* **Records provided**:
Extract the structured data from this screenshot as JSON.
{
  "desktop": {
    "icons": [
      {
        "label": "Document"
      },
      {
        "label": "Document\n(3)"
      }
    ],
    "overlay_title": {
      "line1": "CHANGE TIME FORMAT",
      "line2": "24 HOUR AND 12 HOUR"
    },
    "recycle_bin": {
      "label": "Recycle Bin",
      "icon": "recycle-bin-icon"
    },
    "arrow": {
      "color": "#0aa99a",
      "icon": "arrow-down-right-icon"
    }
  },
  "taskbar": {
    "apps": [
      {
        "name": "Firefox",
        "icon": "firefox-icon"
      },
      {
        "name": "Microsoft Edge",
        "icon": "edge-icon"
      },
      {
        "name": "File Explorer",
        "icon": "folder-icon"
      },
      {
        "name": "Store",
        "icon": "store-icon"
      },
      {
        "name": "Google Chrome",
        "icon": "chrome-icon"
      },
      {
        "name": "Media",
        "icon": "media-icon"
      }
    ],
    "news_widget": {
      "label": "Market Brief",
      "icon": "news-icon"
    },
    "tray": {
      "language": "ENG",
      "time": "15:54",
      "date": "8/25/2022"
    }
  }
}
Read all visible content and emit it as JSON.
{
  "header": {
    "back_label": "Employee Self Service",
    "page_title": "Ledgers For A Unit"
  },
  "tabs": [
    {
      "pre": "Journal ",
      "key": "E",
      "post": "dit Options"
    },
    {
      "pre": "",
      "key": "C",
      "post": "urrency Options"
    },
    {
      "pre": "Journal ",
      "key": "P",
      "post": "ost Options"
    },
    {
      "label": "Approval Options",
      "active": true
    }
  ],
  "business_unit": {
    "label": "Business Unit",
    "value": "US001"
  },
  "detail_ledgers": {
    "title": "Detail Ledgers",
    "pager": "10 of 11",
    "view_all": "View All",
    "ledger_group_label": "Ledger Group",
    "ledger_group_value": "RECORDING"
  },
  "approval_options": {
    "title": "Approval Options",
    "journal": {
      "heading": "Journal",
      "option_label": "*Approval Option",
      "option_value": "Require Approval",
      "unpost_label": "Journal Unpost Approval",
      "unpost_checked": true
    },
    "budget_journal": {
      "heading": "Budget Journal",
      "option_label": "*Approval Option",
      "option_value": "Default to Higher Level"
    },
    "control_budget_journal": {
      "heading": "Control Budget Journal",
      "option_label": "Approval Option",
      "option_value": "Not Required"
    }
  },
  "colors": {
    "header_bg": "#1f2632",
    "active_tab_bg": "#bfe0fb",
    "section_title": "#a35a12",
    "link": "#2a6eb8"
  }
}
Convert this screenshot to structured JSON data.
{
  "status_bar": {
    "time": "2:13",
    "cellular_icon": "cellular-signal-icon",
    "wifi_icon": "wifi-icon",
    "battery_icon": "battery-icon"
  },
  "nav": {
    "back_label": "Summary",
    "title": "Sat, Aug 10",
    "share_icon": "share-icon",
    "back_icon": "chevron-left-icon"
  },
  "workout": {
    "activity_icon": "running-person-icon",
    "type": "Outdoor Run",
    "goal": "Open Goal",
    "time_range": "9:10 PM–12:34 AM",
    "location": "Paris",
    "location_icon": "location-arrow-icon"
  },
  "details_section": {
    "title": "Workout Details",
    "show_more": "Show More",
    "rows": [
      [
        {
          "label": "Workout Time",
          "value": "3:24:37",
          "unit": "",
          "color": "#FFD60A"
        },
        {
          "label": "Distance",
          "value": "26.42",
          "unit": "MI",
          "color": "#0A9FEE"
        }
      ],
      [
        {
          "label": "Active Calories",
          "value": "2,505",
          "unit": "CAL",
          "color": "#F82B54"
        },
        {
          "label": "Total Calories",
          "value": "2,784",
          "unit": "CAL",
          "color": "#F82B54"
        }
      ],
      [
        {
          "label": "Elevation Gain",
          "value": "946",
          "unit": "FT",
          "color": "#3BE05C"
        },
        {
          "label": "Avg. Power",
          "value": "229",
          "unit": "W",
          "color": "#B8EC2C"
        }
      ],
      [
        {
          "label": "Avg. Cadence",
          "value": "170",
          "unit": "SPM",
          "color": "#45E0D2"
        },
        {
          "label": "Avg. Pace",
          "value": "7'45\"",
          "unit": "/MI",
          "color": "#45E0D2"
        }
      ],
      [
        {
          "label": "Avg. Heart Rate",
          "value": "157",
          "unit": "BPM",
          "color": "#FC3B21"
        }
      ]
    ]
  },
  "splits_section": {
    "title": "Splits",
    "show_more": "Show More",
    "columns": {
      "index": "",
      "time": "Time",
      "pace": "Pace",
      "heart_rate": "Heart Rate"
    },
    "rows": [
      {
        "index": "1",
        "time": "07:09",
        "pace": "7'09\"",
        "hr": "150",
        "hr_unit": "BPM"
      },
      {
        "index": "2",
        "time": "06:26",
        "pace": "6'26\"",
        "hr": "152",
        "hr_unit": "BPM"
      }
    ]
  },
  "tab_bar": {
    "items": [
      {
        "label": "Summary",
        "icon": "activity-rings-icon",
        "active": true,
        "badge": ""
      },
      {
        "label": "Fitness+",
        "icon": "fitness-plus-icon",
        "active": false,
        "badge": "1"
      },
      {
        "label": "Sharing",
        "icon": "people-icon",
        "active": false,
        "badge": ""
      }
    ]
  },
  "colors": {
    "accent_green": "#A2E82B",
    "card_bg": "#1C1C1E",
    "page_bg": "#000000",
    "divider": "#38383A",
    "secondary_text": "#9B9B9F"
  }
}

* **What the exercise asks**: Every line of the data above should be reproduced word for word.

* **Answer to the problem**:
Extract the structured data from this screenshot as JSON.
{
  "desktop": {
    "icons": [
      {
        "label": "Document"
      },
      {
        "label": "Document\n(3)"
      }
    ],
    "overlay_title": {
      "line1": "CHANGE TIME FORMAT",
      "line2": "24 HOUR AND 12 HOUR"
    },
    "recycle_bin": {
      "label": "Recycle Bin",
      "icon": "recycle-bin-icon"
    },
    "arrow": {
      "color": "#0aa99a",
      "icon": "arrow-down-right-icon"
    }
  },
  "taskbar": {
    "apps": [
      {
        "name": "Firefox",
        "icon": "firefox-icon"
      },
      {
        "name": "Microsoft Edge",
        "icon": "edge-icon"
      },
      {
        "name": "File Explorer",
        "icon": "folder-icon"
      },
      {
        "name": "Store",
        "icon": "store-icon"
      },
      {
        "name": "Google Chrome",
        "icon": "chrome-icon"
      },
      {
        "name": "Media",
        "icon": "media-icon"
      }
    ],
    "news_widget": {
      "label": "Market Brief",
      "icon": "news-icon"
    },
    "tray": {
      "language": "ENG",
      "time": "15:54",
      "date": "8/25/2022"
    }
  }
}
Read all visible content and emit it as JSON.
{
  "header": {
    "back_label": "Employee Self Service",
    "page_title": "Ledgers For A Unit"
  },
  "tabs": [
    {
      "pre": "Journal ",
      "key": "E",
      "post": "dit Options"
    },
    {
      "pre": "",
      "key": "C",
      "post": "urrency Options"
    },
    {
      "pre": "Journal ",
      "key": "P",
      "post": "ost Options"
    },
    {
      "label": "Approval Options",
      "active": true
    }
  ],
  "business_unit": {
    "label": "Business Unit",
    "value": "US001"
  },
  "detail_ledgers": {
    "title": "Detail Ledgers",
    "pager": "10 of 11",
    "view_all": "View All",
    "ledger_group_label": "Ledger Group",
    "ledger_group_value": "RECORDING"
  },
  "approval_options": {
    "title": "Approval Options",
    "journal": {
      "heading": "Journal",
      "option_label": "*Approval Option",
      "option_value": "Require Approval",
      "unpost_label": "Journal Unpost Approval",
      "unpost_checked": true
    },
    "budget_journal": {
      "heading": "Budget Journal",
      "option_label": "*Approval Option",
      "option_value": "Default to Higher Level"
    },
    "control_budget_journal": {
      "heading": "Control Budget Journal",
      "option_label": "Approval Option",
      "option_value": "Not Required"
    }
  },
  "colors": {
    "header_bg": "#1f2632",
    "active_tab_bg": "#bfe0fb",
    "section_title": "#a35a12",
    "link": "#2a6eb8"
  }
}
Convert this screenshot to structured JSON data.
{
  "status_bar": {
    "time": "2:13",
    "cellular_icon": "cellular-signal-icon",
    "wifi_icon": "wifi-icon",
    "battery_icon": "battery-icon"
  },
  "nav": {
    "back_label": "Summary",
    "title": "Sat, Aug 10",
    "share_icon": "share-icon",
    "back_icon": "chevron-left-icon"
  },
  "workout": {
    "activity_icon": "running-person-icon",
    "type": "Outdoor Run",
    "goal": "Open Goal",
    "time_range": "9:10 PM–12:34 AM",
    "location": "Paris",
    "location_icon": "location-arrow-icon"
  },
  "details_section": {
    "title": "Workout Details",
    "show_more": "Show More",
    "rows": [
      [
        {
          "label": "Workout Time",
          "value": "3:24:37",
          "unit": "",
          "color": "#FFD60A"
        },
        {
          "label": "Distance",
          "value": "26.42",
          "unit": "MI",
          "color": "#0A9FEE"
        }
      ],
      [
        {
          "label": "Active Calories",
          "value": "2,505",
          "unit": "CAL",
          "color": "#F82B54"
        },
        {
          "label": "Total Calories",
          "value": "2,784",
          "unit": "CAL",
          "color": "#F82B54"
        }
      ],
      [
        {
          "label": "Elevation Gain",
          "value": "946",
          "unit": "FT",
          "color": "#3BE05C"
        },
        {
          "label": "Avg. Power",
          "value": "229",
          "unit": "W",
          "color": "#B8EC2C"
        }
      ],
      [
        {
          "label": "Avg. Cadence",
          "value": "170",
          "unit": "SPM",
          "color": "#45E0D2"
        },
        {
          "label": "Avg. Pace",
          "value": "7'45\"",
          "unit": "/MI",
          "color": "#45E0D2"
        }
      ],
      [
        {
          "label": "Avg. Heart Rate",
          "value": "157",
          "unit": "BPM",
          "color": "#FC3B21"
        }
      ]
    ]
  },
  "splits_section": {
    "title": "Splits",
    "show_more": "Show More",
    "columns": {
      "index": "",
      "time": "Time",
      "pace": "Pace",
      "heart_rate": "Heart Rate"
    },
    "rows": [
      {
        "index": "1",
        "time": "07:09",
        "pace": "7'09\"",
        "hr": "150",
        "hr_unit": "BPM"
      },
      {
        "index": "2",
        "time": "06:26",
        "pace": "6'26\"",
        "hr": "152",
        "hr_unit": "BPM"
      }
    ]
  },
  "tab_bar": {
    "items": [
      {
        "label": "Summary",
        "icon": "activity-rings-icon",
        "active": true,
        "badge": ""
      },
      {
        "label": "Fitness+",
        "icon": "fitness-plus-icon",
        "active": false,
        "badge": "1"
      },
      {
        "label": "Sharing",
        "icon": "people-icon",
        "active": false,
        "badge": ""
      }
    ]
  },
  "colors": {
    "accent_green": "#A2E82B",
    "card_bg": "#1C1C1E",
    "page_bg": "#000000",
    "divider": "#38383A",
    "secondary_text": "#9B9B9F"
  }
}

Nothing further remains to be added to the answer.